Your task:
Below are entries to be transcribed exactly; exclude the pictures from the copy.

'''

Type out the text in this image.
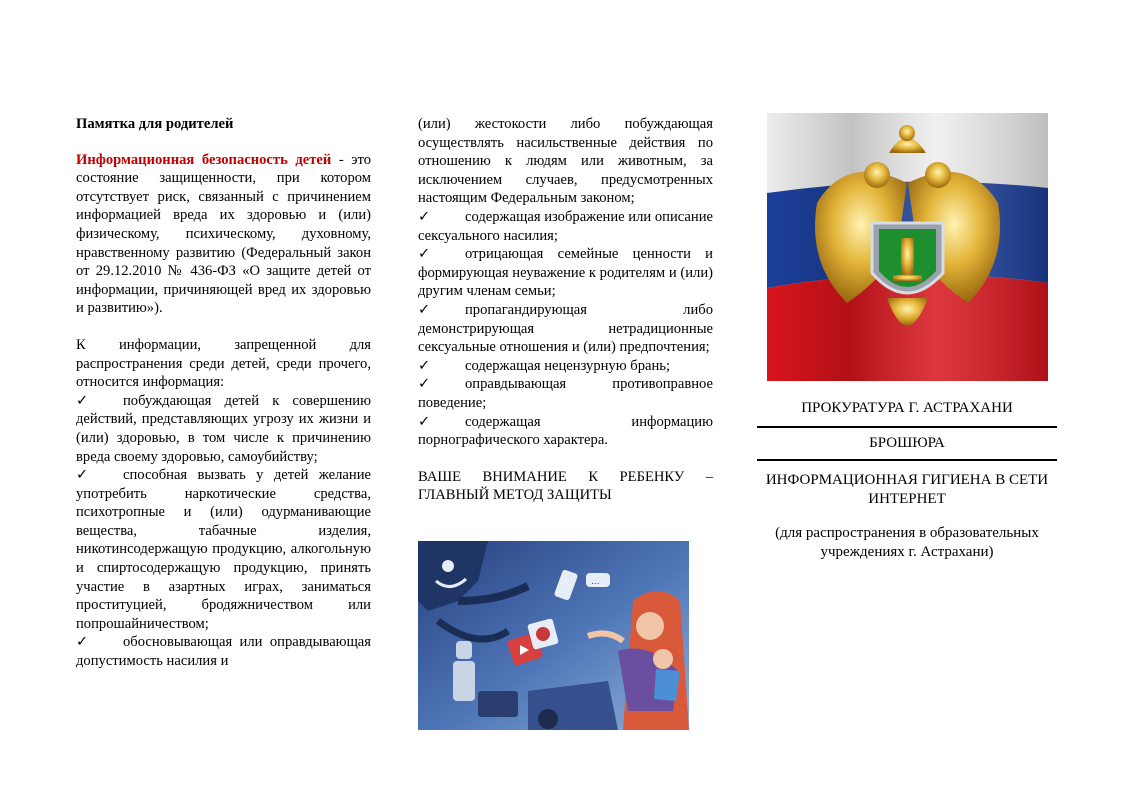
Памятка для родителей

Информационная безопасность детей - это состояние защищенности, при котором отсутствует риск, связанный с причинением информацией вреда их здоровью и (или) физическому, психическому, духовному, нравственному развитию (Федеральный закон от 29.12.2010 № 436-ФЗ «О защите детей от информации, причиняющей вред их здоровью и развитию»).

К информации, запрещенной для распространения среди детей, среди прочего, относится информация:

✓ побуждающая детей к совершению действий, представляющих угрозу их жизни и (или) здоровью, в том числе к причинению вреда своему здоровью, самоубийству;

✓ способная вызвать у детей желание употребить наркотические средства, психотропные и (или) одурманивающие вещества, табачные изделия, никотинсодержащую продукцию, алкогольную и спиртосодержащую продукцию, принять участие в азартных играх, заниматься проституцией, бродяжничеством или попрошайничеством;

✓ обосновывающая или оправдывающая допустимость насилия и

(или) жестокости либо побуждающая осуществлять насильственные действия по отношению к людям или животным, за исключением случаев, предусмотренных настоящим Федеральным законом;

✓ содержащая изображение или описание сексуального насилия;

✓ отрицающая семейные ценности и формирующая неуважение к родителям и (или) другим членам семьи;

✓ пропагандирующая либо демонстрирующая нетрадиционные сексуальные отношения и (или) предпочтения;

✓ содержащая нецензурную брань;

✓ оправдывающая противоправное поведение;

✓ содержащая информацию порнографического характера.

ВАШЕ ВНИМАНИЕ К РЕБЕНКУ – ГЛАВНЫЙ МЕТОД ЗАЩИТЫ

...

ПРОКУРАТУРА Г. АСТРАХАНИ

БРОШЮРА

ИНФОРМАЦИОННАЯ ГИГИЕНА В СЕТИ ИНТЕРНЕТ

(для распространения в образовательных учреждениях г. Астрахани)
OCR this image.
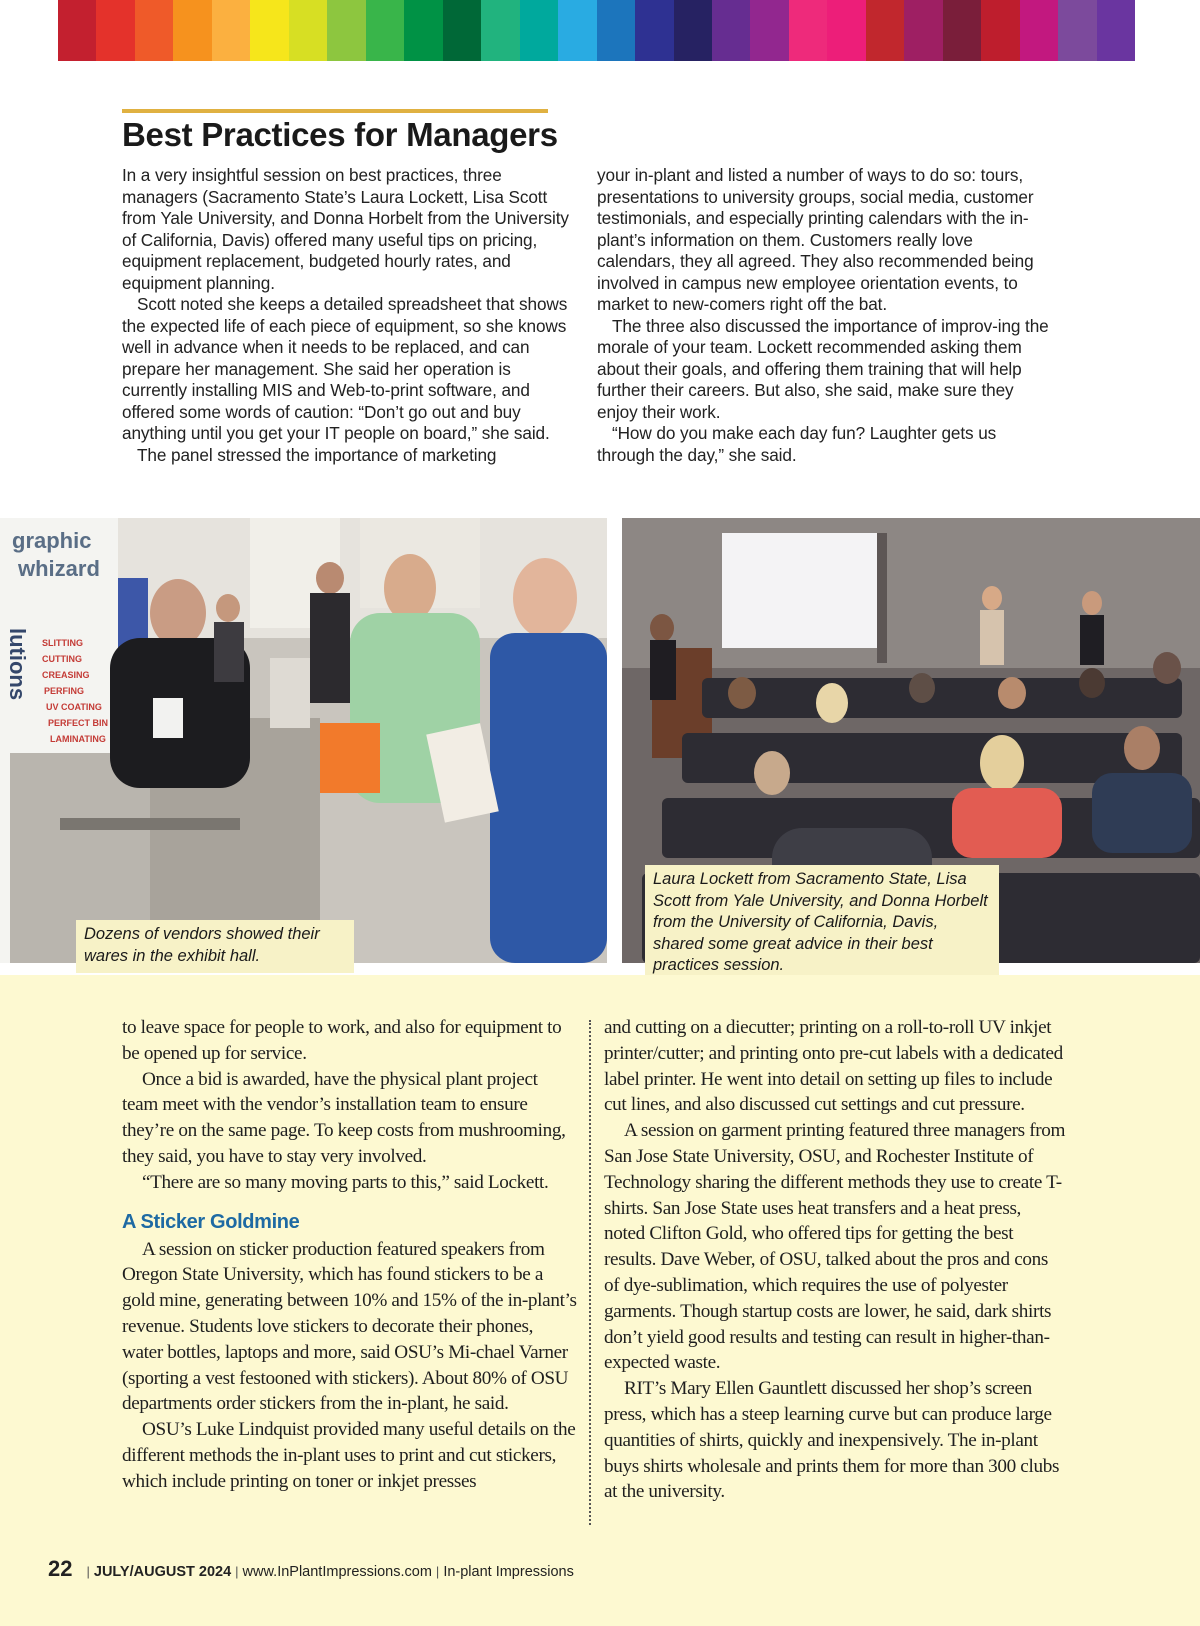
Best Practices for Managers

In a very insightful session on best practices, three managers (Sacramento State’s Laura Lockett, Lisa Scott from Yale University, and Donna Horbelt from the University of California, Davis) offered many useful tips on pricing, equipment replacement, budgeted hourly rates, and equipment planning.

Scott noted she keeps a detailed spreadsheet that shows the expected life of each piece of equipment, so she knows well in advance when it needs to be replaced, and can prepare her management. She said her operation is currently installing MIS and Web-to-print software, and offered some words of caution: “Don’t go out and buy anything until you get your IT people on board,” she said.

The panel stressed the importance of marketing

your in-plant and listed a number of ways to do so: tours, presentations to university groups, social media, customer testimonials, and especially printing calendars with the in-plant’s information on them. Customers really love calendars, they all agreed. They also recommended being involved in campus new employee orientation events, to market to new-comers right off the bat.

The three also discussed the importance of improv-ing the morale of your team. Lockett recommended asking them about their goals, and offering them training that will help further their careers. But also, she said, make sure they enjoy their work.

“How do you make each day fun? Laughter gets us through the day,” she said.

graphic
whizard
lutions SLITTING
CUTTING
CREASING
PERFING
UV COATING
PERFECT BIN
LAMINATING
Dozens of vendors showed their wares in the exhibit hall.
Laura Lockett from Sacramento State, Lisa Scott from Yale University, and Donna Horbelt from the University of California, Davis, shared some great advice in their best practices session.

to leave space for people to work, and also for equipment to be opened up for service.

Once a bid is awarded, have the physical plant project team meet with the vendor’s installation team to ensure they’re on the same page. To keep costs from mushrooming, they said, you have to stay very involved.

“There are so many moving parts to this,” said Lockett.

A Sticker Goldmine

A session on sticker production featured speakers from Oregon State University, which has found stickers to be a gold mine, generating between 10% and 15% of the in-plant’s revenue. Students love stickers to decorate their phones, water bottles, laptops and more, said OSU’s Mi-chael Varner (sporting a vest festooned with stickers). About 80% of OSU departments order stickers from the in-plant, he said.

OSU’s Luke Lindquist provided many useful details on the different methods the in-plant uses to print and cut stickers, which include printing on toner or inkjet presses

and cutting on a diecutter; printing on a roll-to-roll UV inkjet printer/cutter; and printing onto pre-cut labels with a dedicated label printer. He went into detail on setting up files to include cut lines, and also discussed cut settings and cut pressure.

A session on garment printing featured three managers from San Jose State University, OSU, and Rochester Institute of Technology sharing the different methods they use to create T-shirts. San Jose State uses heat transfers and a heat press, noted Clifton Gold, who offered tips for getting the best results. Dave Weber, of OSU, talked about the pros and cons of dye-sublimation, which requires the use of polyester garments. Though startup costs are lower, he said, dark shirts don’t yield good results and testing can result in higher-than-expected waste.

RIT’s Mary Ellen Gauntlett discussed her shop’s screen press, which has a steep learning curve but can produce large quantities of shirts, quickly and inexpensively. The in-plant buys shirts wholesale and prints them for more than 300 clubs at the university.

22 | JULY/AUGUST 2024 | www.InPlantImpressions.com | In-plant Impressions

'''

Finished answer:
Type out the text in this image.
Памятка для родителей

Информационная безопасность детей - это состояние защищенности, при котором отсутствует риск, связанный с причинением информацией вреда их здоровью и (или) физическому, психическому, духовному, нравственному развитию (Федеральный закон от 29.12.2010 № 436-ФЗ «О защите детей от информации, причиняющей вред их здоровью и развитию»).

К информации, запрещенной для распространения среди детей, среди прочего, относится информация:

✓ побуждающая детей к совершению действий, представляющих угрозу их жизни и (или) здоровью, в том числе к причинению вреда своему здоровью, самоубийству;

✓ способная вызвать у детей желание употребить наркотические средства, психотропные и (или) одурманивающие вещества, табачные изделия, никотинсодержащую продукцию, алкогольную и спиртосодержащую продукцию, принять участие в азартных играх, заниматься проституцией, бродяжничеством или попрошайничеством;

✓ обосновывающая или оправдывающая допустимость насилия и

(или) жестокости либо побуждающая осуществлять насильственные действия по отношению к людям или животным, за исключением случаев, предусмотренных настоящим Федеральным законом;

✓ содержащая изображение или описание сексуального насилия;

✓ отрицающая семейные ценности и формирующая неуважение к родителям и (или) другим членам семьи;

✓ пропагандирующая либо демонстрирующая нетрадиционные сексуальные отношения и (или) предпочтения;

✓ содержащая нецензурную брань;

✓ оправдывающая противоправное поведение;

✓ содержащая информацию порнографического характера.

ВАШЕ ВНИМАНИЕ К РЕБЕНКУ – ГЛАВНЫЙ МЕТОД ЗАЩИТЫ

...

ПРОКУРАТУРА Г. АСТРАХАНИ

БРОШЮРА

ИНФОРМАЦИОННАЯ ГИГИЕНА В СЕТИ ИНТЕРНЕТ

(для распространения в образовательных учреждениях г. Астрахани)
OCR this image.
Best Practices for Managers

In a very insightful session on best practices, three managers (Sacramento State’s Laura Lockett, Lisa Scott from Yale University, and Donna Horbelt from the University of California, Davis) offered many useful tips on pricing, equipment replacement, budgeted hourly rates, and equipment planning.

Scott noted she keeps a detailed spreadsheet that shows the expected life of each piece of equipment, so she knows well in advance when it needs to be replaced, and can prepare her management. She said her operation is currently installing MIS and Web-to-print software, and offered some words of caution: “Don’t go out and buy anything until you get your IT people on board,” she said.

The panel stressed the importance of marketing

your in-plant and listed a number of ways to do so: tours, presentations to university groups, social media, customer testimonials, and especially printing calendars with the in-plant’s information on them. Customers really love calendars, they all agreed. They also recommended being involved in campus new employee orientation events, to market to new-comers right off the bat.

The three also discussed the importance of improv-ing the morale of your team. Lockett recommended asking them about their goals, and offering them training that will help further their careers. But also, she said, make sure they enjoy their work.

“How do you make each day fun? Laughter gets us through the day,” she said.

graphic
whizard
lutions SLITTING
CUTTING
CREASING
PERFING
UV COATING
PERFECT BIN
LAMINATING
Dozens of vendors showed their wares in the exhibit hall.
Laura Lockett from Sacramento State, Lisa Scott from Yale University, and Donna Horbelt from the University of California, Davis, shared some great advice in their best practices session.

to leave space for people to work, and also for equipment to be opened up for service.

Once a bid is awarded, have the physical plant project team meet with the vendor’s installation team to ensure they’re on the same page. To keep costs from mushrooming, they said, you have to stay very involved.

“There are so many moving parts to this,” said Lockett.

A Sticker Goldmine

A session on sticker production featured speakers from Oregon State University, which has found stickers to be a gold mine, generating between 10% and 15% of the in-plant’s revenue. Students love stickers to decorate their phones, water bottles, laptops and more, said OSU’s Mi-chael Varner (sporting a vest festooned with stickers). About 80% of OSU departments order stickers from the in-plant, he said.

OSU’s Luke Lindquist provided many useful details on the different methods the in-plant uses to print and cut stickers, which include printing on toner or inkjet presses

and cutting on a diecutter; printing on a roll-to-roll UV inkjet printer/cutter; and printing onto pre-cut labels with a dedicated label printer. He went into detail on setting up files to include cut lines, and also discussed cut settings and cut pressure.

A session on garment printing featured three managers from San Jose State University, OSU, and Rochester Institute of Technology sharing the different methods they use to create T-shirts. San Jose State uses heat transfers and a heat press, noted Clifton Gold, who offered tips for getting the best results. Dave Weber, of OSU, talked about the pros and cons of dye-sublimation, which requires the use of polyester garments. Though startup costs are lower, he said, dark shirts don’t yield good results and testing can result in higher-than-expected waste.

RIT’s Mary Ellen Gauntlett discussed her shop’s screen press, which has a steep learning curve but can produce large quantities of shirts, quickly and inexpensively. The in-plant buys shirts wholesale and prints them for more than 300 clubs at the university.

22 | JULY/AUGUST 2024 | www.InPlantImpressions.com | In-plant Impressions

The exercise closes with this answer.